## begin Material provided
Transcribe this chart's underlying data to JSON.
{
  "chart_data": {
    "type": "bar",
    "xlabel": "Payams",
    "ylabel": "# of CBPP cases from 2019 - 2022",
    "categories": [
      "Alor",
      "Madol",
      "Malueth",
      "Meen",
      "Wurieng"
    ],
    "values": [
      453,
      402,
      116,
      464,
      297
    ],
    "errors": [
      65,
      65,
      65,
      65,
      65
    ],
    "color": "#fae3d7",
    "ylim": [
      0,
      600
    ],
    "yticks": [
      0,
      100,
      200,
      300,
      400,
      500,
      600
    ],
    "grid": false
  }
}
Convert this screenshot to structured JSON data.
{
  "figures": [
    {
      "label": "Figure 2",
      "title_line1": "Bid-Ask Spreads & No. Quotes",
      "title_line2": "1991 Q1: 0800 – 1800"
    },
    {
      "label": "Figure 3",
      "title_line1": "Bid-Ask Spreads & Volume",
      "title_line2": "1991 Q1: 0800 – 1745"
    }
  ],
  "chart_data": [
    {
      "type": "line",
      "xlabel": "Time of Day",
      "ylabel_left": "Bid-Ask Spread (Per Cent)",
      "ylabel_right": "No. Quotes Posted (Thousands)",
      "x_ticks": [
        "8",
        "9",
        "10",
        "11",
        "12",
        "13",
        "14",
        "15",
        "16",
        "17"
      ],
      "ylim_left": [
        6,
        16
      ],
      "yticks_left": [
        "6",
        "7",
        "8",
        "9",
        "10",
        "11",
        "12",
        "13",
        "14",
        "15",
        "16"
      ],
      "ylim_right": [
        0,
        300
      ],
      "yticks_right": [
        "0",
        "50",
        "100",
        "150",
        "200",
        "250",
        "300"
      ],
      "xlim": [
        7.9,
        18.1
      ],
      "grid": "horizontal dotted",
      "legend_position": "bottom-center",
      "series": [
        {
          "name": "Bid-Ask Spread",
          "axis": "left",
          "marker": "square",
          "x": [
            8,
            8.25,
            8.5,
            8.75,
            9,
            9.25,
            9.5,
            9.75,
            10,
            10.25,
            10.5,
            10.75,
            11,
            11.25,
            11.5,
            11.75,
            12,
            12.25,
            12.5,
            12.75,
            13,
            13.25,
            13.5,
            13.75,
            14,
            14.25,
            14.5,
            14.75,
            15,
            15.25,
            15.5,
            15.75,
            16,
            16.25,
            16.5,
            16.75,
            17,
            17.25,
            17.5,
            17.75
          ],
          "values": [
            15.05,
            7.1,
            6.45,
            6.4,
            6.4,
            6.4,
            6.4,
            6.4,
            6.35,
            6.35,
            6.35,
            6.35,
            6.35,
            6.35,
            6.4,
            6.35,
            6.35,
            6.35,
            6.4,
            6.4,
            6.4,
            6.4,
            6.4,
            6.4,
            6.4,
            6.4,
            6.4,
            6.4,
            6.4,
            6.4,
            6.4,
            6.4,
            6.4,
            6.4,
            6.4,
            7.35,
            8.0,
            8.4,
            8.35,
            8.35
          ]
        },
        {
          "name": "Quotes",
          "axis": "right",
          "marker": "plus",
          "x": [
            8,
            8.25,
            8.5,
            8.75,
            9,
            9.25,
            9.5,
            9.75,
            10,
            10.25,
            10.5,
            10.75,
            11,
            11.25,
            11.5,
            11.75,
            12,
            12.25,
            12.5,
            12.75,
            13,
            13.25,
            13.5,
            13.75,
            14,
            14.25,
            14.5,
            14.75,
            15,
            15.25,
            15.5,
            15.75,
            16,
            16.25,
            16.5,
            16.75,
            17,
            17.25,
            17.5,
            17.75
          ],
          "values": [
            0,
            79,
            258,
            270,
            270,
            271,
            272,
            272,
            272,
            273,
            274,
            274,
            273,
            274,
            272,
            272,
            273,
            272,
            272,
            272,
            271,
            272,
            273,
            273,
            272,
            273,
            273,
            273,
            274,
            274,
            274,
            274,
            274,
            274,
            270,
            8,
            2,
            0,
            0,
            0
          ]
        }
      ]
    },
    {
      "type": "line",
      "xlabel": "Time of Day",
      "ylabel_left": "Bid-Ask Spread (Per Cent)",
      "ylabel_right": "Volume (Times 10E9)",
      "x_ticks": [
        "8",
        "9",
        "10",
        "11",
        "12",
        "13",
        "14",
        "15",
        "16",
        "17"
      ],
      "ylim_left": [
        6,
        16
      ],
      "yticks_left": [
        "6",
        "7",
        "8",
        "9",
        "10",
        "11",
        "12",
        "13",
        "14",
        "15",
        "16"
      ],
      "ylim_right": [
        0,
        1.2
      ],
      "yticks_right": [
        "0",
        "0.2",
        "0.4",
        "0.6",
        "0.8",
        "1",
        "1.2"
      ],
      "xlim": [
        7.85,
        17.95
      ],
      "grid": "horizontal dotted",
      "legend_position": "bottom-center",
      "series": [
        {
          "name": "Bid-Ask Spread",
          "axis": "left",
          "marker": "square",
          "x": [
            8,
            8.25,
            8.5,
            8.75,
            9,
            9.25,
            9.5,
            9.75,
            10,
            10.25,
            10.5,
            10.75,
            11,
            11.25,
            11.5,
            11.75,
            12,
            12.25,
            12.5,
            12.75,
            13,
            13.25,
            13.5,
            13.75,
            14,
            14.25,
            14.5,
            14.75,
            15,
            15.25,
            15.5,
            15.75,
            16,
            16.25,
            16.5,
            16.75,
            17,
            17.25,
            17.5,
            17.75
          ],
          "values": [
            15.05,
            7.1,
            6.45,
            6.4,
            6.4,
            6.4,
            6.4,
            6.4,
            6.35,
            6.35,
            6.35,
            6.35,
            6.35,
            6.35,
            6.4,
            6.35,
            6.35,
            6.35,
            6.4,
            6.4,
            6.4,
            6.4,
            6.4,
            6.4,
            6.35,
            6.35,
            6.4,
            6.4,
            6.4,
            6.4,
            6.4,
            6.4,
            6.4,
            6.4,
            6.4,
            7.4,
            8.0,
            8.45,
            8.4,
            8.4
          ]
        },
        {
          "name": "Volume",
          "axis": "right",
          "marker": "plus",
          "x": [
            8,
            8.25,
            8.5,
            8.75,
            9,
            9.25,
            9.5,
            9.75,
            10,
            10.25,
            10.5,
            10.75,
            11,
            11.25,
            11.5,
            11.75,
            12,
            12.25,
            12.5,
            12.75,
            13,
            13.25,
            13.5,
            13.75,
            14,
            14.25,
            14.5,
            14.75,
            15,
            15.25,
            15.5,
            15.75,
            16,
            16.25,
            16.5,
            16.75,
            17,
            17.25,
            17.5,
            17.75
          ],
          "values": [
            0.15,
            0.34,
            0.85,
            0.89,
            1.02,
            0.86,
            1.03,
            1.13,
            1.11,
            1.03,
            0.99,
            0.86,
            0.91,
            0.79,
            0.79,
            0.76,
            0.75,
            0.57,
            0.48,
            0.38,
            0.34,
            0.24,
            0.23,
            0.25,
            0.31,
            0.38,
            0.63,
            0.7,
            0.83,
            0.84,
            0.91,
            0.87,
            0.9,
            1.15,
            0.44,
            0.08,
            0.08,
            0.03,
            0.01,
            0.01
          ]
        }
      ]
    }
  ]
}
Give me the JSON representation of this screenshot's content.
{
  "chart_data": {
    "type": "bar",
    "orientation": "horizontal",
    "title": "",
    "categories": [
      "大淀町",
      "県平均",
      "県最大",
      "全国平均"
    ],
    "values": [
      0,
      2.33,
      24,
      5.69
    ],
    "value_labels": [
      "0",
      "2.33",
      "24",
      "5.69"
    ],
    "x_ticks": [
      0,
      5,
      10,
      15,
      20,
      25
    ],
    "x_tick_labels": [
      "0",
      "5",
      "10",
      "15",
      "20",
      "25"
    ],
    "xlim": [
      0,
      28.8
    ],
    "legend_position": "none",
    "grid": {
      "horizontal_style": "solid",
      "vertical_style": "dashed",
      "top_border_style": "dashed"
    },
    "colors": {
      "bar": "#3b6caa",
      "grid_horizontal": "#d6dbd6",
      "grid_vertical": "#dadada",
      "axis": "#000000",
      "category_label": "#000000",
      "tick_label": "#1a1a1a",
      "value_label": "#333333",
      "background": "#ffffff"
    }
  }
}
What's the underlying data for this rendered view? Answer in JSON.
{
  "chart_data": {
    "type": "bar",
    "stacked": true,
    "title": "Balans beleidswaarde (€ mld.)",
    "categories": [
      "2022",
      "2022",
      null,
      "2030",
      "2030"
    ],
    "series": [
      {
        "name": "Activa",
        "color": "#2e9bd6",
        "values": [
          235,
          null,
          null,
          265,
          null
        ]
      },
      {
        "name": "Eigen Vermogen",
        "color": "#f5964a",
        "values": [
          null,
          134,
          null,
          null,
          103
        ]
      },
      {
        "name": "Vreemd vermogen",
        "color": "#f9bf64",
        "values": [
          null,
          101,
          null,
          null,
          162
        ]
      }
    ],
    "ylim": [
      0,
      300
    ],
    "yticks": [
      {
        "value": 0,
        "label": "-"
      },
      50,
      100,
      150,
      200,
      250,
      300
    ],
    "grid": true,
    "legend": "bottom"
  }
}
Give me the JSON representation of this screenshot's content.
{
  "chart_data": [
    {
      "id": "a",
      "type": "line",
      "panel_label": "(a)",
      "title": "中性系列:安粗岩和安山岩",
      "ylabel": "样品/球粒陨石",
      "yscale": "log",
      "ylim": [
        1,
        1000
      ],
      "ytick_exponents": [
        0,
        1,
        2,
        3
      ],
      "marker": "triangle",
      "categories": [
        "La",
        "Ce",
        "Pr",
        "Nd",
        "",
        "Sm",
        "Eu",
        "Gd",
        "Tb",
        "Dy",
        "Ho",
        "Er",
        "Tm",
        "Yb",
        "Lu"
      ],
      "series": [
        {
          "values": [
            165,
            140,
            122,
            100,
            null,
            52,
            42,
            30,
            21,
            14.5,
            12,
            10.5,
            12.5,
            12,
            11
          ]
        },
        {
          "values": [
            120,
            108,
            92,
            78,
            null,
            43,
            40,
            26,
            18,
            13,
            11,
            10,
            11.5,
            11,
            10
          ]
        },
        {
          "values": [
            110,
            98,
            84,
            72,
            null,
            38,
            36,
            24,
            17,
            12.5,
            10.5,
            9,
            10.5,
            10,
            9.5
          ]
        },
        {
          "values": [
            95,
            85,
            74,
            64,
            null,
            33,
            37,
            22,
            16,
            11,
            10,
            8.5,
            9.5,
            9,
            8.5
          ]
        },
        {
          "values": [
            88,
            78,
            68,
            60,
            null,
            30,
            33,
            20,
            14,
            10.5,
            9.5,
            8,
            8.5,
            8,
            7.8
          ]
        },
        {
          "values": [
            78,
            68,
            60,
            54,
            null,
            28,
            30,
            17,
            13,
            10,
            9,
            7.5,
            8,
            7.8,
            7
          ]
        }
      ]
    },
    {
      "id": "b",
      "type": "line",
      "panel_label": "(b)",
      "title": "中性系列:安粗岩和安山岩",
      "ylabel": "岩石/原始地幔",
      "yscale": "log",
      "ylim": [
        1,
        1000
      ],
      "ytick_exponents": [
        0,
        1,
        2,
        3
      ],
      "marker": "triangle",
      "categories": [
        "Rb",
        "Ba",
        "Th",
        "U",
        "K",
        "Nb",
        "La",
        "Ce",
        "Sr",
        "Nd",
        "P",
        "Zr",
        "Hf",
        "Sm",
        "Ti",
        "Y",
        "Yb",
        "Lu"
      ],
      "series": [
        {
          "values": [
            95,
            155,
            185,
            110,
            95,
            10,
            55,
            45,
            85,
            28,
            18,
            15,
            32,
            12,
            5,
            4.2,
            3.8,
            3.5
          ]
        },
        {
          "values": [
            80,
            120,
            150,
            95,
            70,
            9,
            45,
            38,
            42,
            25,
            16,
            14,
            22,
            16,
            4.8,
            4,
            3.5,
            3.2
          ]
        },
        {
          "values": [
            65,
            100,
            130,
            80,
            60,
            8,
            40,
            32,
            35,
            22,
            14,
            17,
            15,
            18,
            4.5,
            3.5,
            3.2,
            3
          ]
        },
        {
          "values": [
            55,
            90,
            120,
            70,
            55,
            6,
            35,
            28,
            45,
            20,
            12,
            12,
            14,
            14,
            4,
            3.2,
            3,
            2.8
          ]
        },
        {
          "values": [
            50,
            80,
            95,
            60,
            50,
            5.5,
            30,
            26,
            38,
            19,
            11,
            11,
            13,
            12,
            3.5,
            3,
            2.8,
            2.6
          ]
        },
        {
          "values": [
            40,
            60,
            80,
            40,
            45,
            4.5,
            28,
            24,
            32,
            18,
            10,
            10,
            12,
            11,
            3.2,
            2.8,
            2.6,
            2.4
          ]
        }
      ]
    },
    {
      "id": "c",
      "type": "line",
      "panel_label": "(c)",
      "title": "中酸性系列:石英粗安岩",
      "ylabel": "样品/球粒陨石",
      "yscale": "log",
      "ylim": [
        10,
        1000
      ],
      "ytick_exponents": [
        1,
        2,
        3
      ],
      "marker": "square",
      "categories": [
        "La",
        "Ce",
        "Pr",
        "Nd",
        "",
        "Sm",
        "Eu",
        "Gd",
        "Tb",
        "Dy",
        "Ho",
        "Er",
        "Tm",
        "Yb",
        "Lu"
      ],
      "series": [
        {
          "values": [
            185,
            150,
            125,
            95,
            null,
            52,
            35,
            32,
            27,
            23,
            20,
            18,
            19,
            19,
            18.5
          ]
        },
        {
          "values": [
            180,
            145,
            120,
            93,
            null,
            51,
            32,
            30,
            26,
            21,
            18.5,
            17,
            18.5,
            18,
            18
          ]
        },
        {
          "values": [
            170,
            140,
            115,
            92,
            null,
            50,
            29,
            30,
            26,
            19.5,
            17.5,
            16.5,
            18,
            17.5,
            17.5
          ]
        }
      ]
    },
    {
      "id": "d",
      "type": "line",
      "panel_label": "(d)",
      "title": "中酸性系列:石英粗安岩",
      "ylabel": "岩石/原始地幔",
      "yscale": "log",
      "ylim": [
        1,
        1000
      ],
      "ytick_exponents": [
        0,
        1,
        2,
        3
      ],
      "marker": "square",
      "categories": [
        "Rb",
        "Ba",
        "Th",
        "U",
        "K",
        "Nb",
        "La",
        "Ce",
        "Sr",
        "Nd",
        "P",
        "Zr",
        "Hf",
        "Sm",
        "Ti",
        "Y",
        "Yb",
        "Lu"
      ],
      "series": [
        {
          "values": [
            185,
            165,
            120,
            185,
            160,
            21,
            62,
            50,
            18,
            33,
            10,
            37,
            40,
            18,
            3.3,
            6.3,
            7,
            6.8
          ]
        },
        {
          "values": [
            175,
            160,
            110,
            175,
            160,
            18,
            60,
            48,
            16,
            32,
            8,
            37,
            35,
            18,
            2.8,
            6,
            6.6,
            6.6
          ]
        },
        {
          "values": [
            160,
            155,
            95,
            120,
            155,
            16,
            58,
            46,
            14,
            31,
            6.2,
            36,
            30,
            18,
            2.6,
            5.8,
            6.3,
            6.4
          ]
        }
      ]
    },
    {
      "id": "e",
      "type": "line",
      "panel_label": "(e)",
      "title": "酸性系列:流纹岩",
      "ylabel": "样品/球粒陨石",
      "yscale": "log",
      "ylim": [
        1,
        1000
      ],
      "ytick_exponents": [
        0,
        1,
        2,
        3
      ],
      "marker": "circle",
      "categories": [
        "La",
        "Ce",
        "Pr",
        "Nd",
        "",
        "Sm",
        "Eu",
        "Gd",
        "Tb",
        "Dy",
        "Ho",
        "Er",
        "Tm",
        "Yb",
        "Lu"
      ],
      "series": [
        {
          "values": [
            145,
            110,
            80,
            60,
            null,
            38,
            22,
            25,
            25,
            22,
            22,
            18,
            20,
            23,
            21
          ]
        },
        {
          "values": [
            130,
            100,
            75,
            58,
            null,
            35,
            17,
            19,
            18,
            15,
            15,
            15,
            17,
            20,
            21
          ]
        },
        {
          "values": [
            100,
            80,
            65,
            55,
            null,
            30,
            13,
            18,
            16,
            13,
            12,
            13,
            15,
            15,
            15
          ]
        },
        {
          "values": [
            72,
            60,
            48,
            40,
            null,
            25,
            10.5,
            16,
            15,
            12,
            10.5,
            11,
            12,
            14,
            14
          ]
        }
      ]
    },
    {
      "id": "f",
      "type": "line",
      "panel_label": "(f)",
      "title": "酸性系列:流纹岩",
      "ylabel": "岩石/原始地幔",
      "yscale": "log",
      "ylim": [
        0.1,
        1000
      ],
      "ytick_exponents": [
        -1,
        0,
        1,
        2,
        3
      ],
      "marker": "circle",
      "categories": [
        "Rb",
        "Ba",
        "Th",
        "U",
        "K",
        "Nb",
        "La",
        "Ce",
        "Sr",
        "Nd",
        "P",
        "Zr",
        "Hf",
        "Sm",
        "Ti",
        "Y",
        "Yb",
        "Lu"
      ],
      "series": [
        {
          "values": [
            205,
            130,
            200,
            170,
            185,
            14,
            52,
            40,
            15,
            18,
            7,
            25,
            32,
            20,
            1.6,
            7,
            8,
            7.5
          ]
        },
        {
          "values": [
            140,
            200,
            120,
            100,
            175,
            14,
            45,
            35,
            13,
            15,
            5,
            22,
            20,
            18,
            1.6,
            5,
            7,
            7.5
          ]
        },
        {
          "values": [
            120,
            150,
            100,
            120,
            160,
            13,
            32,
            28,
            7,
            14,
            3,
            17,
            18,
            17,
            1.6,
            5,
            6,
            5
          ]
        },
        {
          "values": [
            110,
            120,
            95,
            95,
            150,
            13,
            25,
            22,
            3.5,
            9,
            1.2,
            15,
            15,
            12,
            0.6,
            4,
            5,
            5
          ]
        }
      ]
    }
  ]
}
## end Material provided
Stated problem: Single out each line of the records above with the string "Volume" in it, and copy it.

Response:
      "title_line1": "Bid-Ask Spreads & Volume",
      "ylabel_right": "Volume (Times 10E9)",
          "name": "Volume",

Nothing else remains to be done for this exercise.